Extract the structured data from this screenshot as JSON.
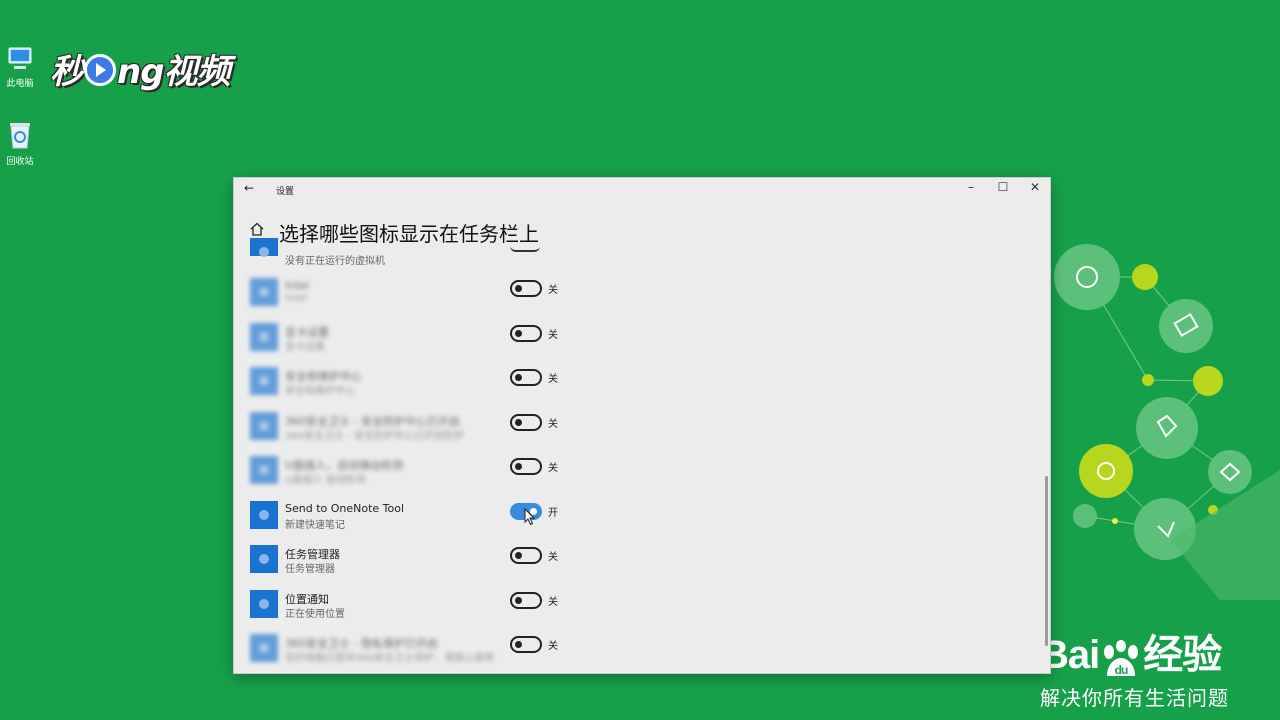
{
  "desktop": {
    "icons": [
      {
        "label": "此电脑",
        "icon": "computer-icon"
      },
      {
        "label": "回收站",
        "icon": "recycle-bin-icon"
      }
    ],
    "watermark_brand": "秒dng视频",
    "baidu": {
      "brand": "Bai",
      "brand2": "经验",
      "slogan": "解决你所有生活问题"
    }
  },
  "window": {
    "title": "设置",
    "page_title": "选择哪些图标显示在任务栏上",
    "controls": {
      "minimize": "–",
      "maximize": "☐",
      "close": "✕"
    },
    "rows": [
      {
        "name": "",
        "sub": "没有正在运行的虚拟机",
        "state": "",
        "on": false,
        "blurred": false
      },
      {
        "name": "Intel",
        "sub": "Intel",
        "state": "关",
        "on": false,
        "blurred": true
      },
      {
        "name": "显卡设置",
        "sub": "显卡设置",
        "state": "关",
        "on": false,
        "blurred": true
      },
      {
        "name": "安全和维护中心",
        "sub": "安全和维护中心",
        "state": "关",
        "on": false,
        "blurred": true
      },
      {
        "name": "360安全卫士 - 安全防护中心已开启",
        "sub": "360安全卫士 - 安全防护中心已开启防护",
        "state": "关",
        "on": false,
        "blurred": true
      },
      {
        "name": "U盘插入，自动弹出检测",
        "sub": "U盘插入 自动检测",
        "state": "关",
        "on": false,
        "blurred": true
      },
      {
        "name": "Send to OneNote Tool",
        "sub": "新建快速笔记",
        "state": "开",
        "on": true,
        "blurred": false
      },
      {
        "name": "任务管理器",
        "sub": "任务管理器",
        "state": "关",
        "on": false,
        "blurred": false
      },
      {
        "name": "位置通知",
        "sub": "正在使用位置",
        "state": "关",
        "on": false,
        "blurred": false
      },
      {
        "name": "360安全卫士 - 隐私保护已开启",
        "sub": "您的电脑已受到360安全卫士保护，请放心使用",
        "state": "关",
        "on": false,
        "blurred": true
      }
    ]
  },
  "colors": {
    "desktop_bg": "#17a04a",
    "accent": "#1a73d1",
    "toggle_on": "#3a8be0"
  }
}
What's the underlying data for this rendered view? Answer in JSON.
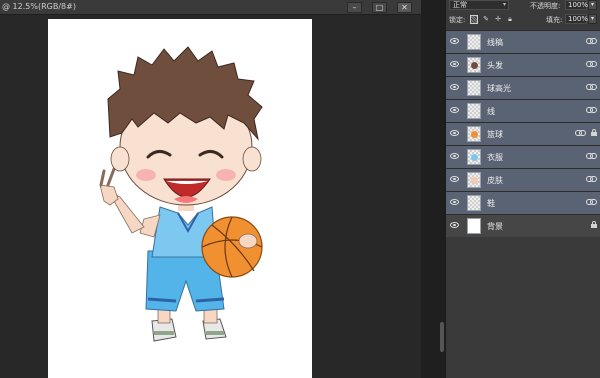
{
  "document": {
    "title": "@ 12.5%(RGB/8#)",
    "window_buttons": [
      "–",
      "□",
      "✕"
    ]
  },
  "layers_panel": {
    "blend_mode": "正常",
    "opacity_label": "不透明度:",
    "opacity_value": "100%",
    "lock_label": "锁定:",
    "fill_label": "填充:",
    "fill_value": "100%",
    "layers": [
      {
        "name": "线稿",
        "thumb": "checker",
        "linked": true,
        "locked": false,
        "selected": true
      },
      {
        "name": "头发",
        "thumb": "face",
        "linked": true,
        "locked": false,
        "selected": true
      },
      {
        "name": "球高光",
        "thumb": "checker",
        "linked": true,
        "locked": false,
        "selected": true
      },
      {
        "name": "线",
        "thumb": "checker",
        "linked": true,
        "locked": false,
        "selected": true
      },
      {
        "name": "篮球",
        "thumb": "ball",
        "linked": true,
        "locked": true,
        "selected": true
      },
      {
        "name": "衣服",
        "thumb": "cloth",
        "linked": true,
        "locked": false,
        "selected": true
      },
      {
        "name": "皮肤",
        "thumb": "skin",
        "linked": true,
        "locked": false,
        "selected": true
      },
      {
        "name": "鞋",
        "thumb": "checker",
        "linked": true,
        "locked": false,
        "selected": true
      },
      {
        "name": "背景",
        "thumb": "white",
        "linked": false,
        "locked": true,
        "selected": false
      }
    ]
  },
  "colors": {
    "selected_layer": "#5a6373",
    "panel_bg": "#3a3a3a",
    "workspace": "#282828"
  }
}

---*---

= Aim =
Restate the whole listing above exactly, please, omitting every image.

= Expected answer =
Extract the structured data from this screenshot as JSON.
{
  "desktop": {
    "icons": [
      {
        "label": "此电脑",
        "icon": "computer-icon"
      },
      {
        "label": "回收站",
        "icon": "recycle-bin-icon"
      }
    ],
    "watermark_brand": "秒dng视频",
    "baidu": {
      "brand": "Bai",
      "brand2": "经验",
      "slogan": "解决你所有生活问题"
    }
  },
  "window": {
    "title": "设置",
    "page_title": "选择哪些图标显示在任务栏上",
    "controls": {
      "minimize": "–",
      "maximize": "☐",
      "close": "✕"
    },
    "rows": [
      {
        "name": "",
        "sub": "没有正在运行的虚拟机",
        "state": "",
        "on": false,
        "blurred": false
      },
      {
        "name": "Intel",
        "sub": "Intel",
        "state": "关",
        "on": false,
        "blurred": true
      },
      {
        "name": "显卡设置",
        "sub": "显卡设置",
        "state": "关",
        "on": false,
        "blurred": true
      },
      {
        "name": "安全和维护中心",
        "sub": "安全和维护中心",
        "state": "关",
        "on": false,
        "blurred": true
      },
      {
        "name": "360安全卫士 - 安全防护中心已开启",
        "sub": "360安全卫士 - 安全防护中心已开启防护",
        "state": "关",
        "on": false,
        "blurred": true
      },
      {
        "name": "U盘插入，自动弹出检测",
        "sub": "U盘插入 自动检测",
        "state": "关",
        "on": false,
        "blurred": true
      },
      {
        "name": "Send to OneNote Tool",
        "sub": "新建快速笔记",
        "state": "开",
        "on": true,
        "blurred": false
      },
      {
        "name": "任务管理器",
        "sub": "任务管理器",
        "state": "关",
        "on": false,
        "blurred": false
      },
      {
        "name": "位置通知",
        "sub": "正在使用位置",
        "state": "关",
        "on": false,
        "blurred": false
      },
      {
        "name": "360安全卫士 - 隐私保护已开启",
        "sub": "您的电脑已受到360安全卫士保护，请放心使用",
        "state": "关",
        "on": false,
        "blurred": true
      }
    ]
  },
  "colors": {
    "desktop_bg": "#17a04a",
    "accent": "#1a73d1",
    "toggle_on": "#3a8be0"
  }
}
What's the underlying data for this rendered view? Answer in JSON.
{
  "document": {
    "title": "@ 12.5%(RGB/8#)",
    "window_buttons": [
      "–",
      "□",
      "✕"
    ]
  },
  "layers_panel": {
    "blend_mode": "正常",
    "opacity_label": "不透明度:",
    "opacity_value": "100%",
    "lock_label": "锁定:",
    "fill_label": "填充:",
    "fill_value": "100%",
    "layers": [
      {
        "name": "线稿",
        "thumb": "checker",
        "linked": true,
        "locked": false,
        "selected": true
      },
      {
        "name": "头发",
        "thumb": "face",
        "linked": true,
        "locked": false,
        "selected": true
      },
      {
        "name": "球高光",
        "thumb": "checker",
        "linked": true,
        "locked": false,
        "selected": true
      },
      {
        "name": "线",
        "thumb": "checker",
        "linked": true,
        "locked": false,
        "selected": true
      },
      {
        "name": "篮球",
        "thumb": "ball",
        "linked": true,
        "locked": true,
        "selected": true
      },
      {
        "name": "衣服",
        "thumb": "cloth",
        "linked": true,
        "locked": false,
        "selected": true
      },
      {
        "name": "皮肤",
        "thumb": "skin",
        "linked": true,
        "locked": false,
        "selected": true
      },
      {
        "name": "鞋",
        "thumb": "checker",
        "linked": true,
        "locked": false,
        "selected": true
      },
      {
        "name": "背景",
        "thumb": "white",
        "linked": false,
        "locked": true,
        "selected": false
      }
    ]
  },
  "colors": {
    "selected_layer": "#5a6373",
    "panel_bg": "#3a3a3a",
    "workspace": "#282828"
  }
}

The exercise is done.